*Do this*. Your task is to print every entry below exactly as given.

-- start of Data provided --

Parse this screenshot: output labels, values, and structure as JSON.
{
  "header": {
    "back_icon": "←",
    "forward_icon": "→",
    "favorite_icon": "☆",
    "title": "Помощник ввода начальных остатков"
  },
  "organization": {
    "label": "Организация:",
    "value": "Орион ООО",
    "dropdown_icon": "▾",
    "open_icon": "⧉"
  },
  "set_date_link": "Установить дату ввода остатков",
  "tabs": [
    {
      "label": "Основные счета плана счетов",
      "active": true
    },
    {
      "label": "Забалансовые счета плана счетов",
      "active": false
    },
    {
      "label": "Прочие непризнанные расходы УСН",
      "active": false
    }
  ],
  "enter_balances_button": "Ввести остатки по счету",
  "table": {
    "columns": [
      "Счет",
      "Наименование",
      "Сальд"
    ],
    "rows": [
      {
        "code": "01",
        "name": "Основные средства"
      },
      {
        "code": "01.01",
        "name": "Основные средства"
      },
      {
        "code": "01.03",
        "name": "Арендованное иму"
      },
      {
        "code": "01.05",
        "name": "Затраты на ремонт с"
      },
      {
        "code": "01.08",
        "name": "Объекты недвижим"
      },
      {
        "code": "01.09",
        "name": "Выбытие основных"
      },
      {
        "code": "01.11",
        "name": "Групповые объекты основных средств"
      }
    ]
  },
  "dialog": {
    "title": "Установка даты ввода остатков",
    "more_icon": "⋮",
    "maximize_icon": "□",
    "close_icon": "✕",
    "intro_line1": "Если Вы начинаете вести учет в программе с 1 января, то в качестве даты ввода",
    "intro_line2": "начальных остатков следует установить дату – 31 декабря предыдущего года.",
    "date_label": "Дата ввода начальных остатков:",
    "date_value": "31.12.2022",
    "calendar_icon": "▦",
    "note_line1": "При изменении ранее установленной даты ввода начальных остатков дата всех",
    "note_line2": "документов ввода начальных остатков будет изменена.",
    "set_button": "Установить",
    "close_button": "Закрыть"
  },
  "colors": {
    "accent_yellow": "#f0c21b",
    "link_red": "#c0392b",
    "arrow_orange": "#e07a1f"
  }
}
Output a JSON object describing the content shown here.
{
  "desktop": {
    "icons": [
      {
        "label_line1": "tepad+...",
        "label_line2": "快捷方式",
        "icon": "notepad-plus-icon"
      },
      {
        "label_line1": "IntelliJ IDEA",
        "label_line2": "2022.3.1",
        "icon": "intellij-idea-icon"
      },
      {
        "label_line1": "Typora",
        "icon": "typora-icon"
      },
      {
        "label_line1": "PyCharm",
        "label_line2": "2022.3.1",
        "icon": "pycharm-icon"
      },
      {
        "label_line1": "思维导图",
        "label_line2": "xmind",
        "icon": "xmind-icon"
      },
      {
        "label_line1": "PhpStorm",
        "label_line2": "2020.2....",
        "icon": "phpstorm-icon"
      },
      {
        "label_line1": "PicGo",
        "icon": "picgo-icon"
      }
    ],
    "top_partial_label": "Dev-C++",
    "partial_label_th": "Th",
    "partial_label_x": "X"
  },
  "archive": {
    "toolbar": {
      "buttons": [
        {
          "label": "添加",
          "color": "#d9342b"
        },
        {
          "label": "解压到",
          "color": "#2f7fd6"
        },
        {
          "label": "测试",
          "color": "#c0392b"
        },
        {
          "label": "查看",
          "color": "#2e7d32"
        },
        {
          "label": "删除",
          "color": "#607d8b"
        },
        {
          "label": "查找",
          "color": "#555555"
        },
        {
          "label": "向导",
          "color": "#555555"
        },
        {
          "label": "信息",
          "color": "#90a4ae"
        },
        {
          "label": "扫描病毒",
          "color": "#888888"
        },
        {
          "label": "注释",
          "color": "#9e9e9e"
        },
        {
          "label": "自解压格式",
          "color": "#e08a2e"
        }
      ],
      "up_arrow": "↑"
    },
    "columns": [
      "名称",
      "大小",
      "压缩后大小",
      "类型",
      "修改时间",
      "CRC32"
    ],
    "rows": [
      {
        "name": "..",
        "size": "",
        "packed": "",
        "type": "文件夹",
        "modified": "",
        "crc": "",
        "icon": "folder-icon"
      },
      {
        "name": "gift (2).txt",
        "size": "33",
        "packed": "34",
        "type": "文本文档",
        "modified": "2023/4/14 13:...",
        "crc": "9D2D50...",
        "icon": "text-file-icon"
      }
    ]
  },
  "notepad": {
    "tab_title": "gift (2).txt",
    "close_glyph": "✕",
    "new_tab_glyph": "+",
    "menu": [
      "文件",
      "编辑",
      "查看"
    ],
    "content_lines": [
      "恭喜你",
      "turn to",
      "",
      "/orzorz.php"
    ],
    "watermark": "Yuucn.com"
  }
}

-- end of Data provided --

*Expected answer*.
Parse this screenshot: output labels, values, and structure as JSON.
{
  "header": {
    "back_icon": "←",
    "forward_icon": "→",
    "favorite_icon": "☆",
    "title": "Помощник ввода начальных остатков"
  },
  "organization": {
    "label": "Организация:",
    "value": "Орион ООО",
    "dropdown_icon": "▾",
    "open_icon": "⧉"
  },
  "set_date_link": "Установить дату ввода остатков",
  "tabs": [
    {
      "label": "Основные счета плана счетов",
      "active": true
    },
    {
      "label": "Забалансовые счета плана счетов",
      "active": false
    },
    {
      "label": "Прочие непризнанные расходы УСН",
      "active": false
    }
  ],
  "enter_balances_button": "Ввести остатки по счету",
  "table": {
    "columns": [
      "Счет",
      "Наименование",
      "Сальд"
    ],
    "rows": [
      {
        "code": "01",
        "name": "Основные средства"
      },
      {
        "code": "01.01",
        "name": "Основные средства"
      },
      {
        "code": "01.03",
        "name": "Арендованное иму"
      },
      {
        "code": "01.05",
        "name": "Затраты на ремонт с"
      },
      {
        "code": "01.08",
        "name": "Объекты недвижим"
      },
      {
        "code": "01.09",
        "name": "Выбытие основных"
      },
      {
        "code": "01.11",
        "name": "Групповые объекты основных средств"
      }
    ]
  },
  "dialog": {
    "title": "Установка даты ввода остатков",
    "more_icon": "⋮",
    "maximize_icon": "□",
    "close_icon": "✕",
    "intro_line1": "Если Вы начинаете вести учет в программе с 1 января, то в качестве даты ввода",
    "intro_line2": "начальных остатков следует установить дату – 31 декабря предыдущего года.",
    "date_label": "Дата ввода начальных остатков:",
    "date_value": "31.12.2022",
    "calendar_icon": "▦",
    "note_line1": "При изменении ранее установленной даты ввода начальных остатков дата всех",
    "note_line2": "документов ввода начальных остатков будет изменена.",
    "set_button": "Установить",
    "close_button": "Закрыть"
  },
  "colors": {
    "accent_yellow": "#f0c21b",
    "link_red": "#c0392b",
    "arrow_orange": "#e07a1f"
  }
}
Output a JSON object describing the content shown here.
{
  "desktop": {
    "icons": [
      {
        "label_line1": "tepad+...",
        "label_line2": "快捷方式",
        "icon": "notepad-plus-icon"
      },
      {
        "label_line1": "IntelliJ IDEA",
        "label_line2": "2022.3.1",
        "icon": "intellij-idea-icon"
      },
      {
        "label_line1": "Typora",
        "icon": "typora-icon"
      },
      {
        "label_line1": "PyCharm",
        "label_line2": "2022.3.1",
        "icon": "pycharm-icon"
      },
      {
        "label_line1": "思维导图",
        "label_line2": "xmind",
        "icon": "xmind-icon"
      },
      {
        "label_line1": "PhpStorm",
        "label_line2": "2020.2....",
        "icon": "phpstorm-icon"
      },
      {
        "label_line1": "PicGo",
        "icon": "picgo-icon"
      }
    ],
    "top_partial_label": "Dev-C++",
    "partial_label_th": "Th",
    "partial_label_x": "X"
  },
  "archive": {
    "toolbar": {
      "buttons": [
        {
          "label": "添加",
          "color": "#d9342b"
        },
        {
          "label": "解压到",
          "color": "#2f7fd6"
        },
        {
          "label": "测试",
          "color": "#c0392b"
        },
        {
          "label": "查看",
          "color": "#2e7d32"
        },
        {
          "label": "删除",
          "color": "#607d8b"
        },
        {
          "label": "查找",
          "color": "#555555"
        },
        {
          "label": "向导",
          "color": "#555555"
        },
        {
          "label": "信息",
          "color": "#90a4ae"
        },
        {
          "label": "扫描病毒",
          "color": "#888888"
        },
        {
          "label": "注释",
          "color": "#9e9e9e"
        },
        {
          "label": "自解压格式",
          "color": "#e08a2e"
        }
      ],
      "up_arrow": "↑"
    },
    "columns": [
      "名称",
      "大小",
      "压缩后大小",
      "类型",
      "修改时间",
      "CRC32"
    ],
    "rows": [
      {
        "name": "..",
        "size": "",
        "packed": "",
        "type": "文件夹",
        "modified": "",
        "crc": "",
        "icon": "folder-icon"
      },
      {
        "name": "gift (2).txt",
        "size": "33",
        "packed": "34",
        "type": "文本文档",
        "modified": "2023/4/14 13:...",
        "crc": "9D2D50...",
        "icon": "text-file-icon"
      }
    ]
  },
  "notepad": {
    "tab_title": "gift (2).txt",
    "close_glyph": "✕",
    "new_tab_glyph": "+",
    "menu": [
      "文件",
      "编辑",
      "查看"
    ],
    "content_lines": [
      "恭喜你",
      "turn to",
      "",
      "/orzorz.php"
    ],
    "watermark": "Yuucn.com"
  }
}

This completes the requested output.